-- BEGIN --

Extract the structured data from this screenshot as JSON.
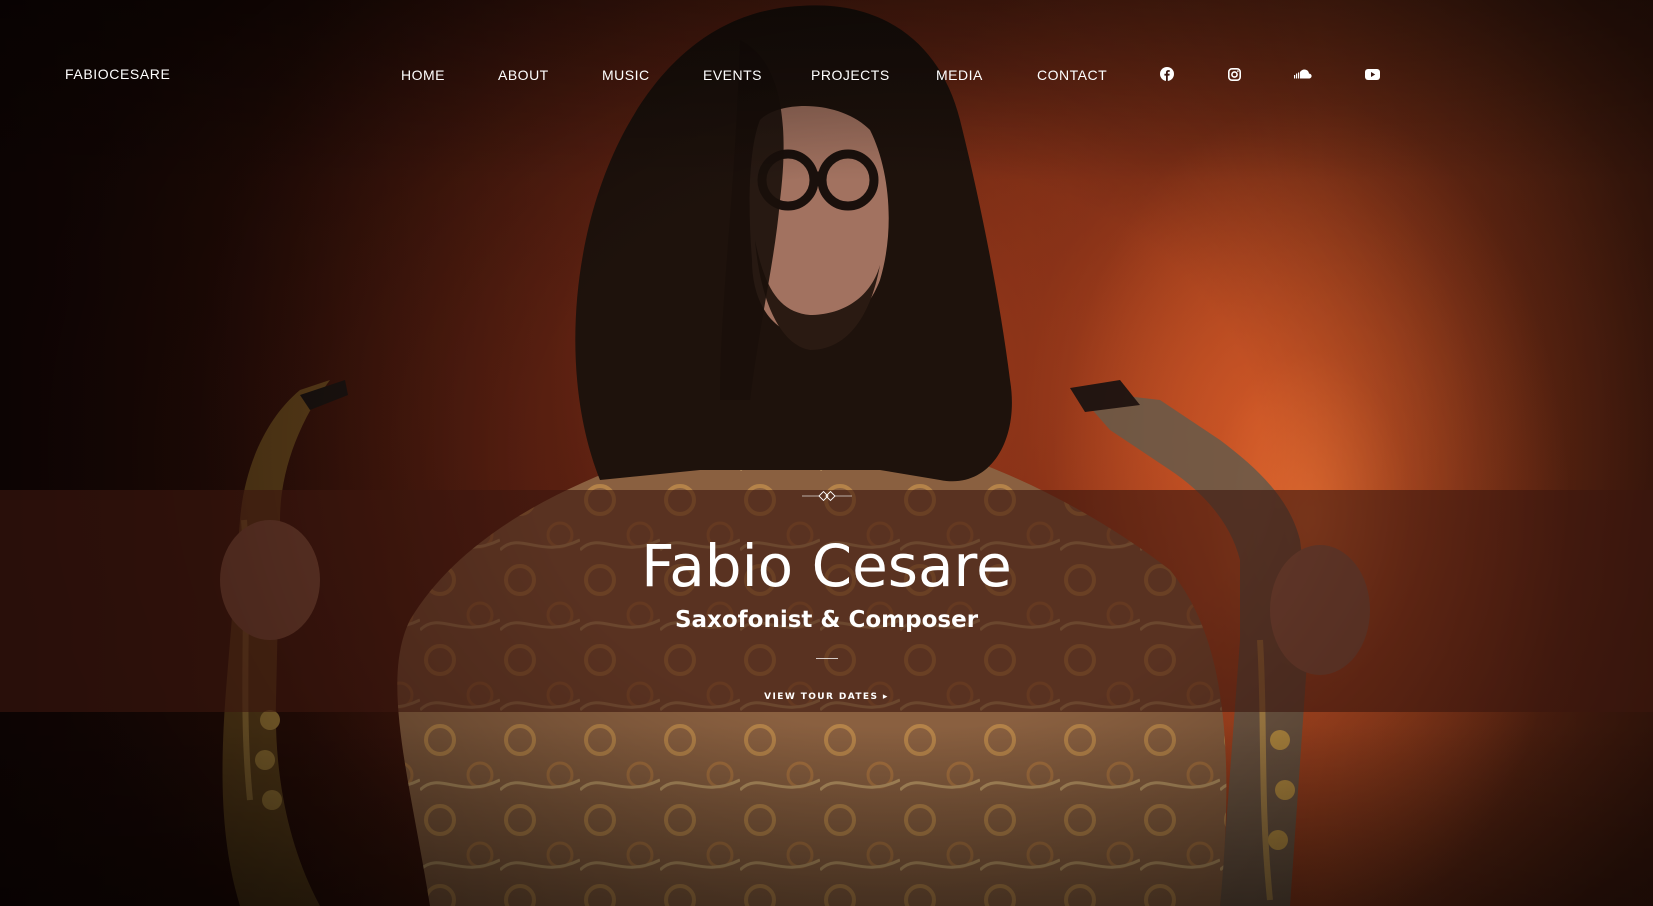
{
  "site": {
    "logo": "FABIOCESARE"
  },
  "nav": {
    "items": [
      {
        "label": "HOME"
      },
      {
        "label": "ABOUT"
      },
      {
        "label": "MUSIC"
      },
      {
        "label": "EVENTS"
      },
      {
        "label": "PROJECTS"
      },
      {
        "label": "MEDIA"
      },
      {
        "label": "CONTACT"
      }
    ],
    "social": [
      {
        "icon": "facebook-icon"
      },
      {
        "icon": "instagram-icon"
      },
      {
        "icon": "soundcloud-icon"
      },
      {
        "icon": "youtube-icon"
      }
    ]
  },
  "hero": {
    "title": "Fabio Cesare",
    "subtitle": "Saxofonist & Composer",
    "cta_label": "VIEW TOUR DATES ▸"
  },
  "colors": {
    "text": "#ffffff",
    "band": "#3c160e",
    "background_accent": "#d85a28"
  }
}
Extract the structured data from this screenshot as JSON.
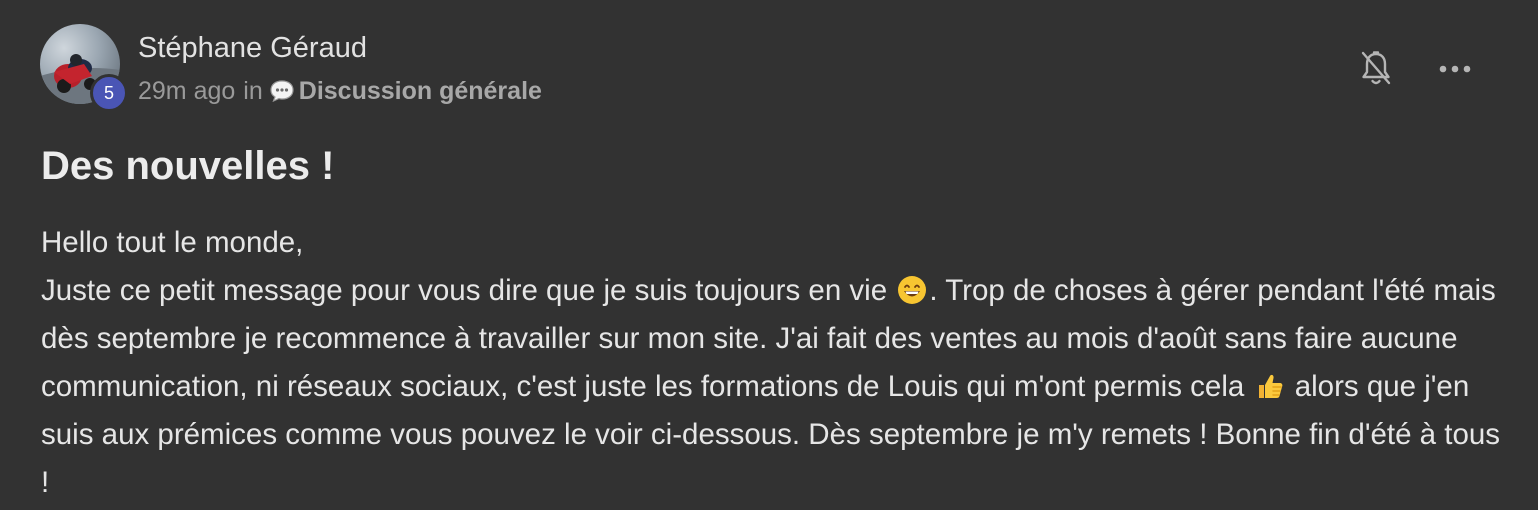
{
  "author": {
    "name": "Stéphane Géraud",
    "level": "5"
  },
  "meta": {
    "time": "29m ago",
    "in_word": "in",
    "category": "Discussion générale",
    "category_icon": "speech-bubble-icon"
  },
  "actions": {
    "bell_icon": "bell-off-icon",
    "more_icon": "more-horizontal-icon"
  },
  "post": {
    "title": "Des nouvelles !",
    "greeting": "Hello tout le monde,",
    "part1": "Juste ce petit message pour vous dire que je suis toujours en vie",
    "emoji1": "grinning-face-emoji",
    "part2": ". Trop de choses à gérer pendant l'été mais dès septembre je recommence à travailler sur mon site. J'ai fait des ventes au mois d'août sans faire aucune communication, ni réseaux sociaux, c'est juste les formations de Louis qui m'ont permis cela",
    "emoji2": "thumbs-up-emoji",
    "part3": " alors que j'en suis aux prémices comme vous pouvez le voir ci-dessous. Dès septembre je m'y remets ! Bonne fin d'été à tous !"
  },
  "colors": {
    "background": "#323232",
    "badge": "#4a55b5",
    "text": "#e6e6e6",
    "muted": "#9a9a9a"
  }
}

-- END --

Aim
In the listing above, how many lines hold the word "suis"? Give the number and nothing more.

Task solution
2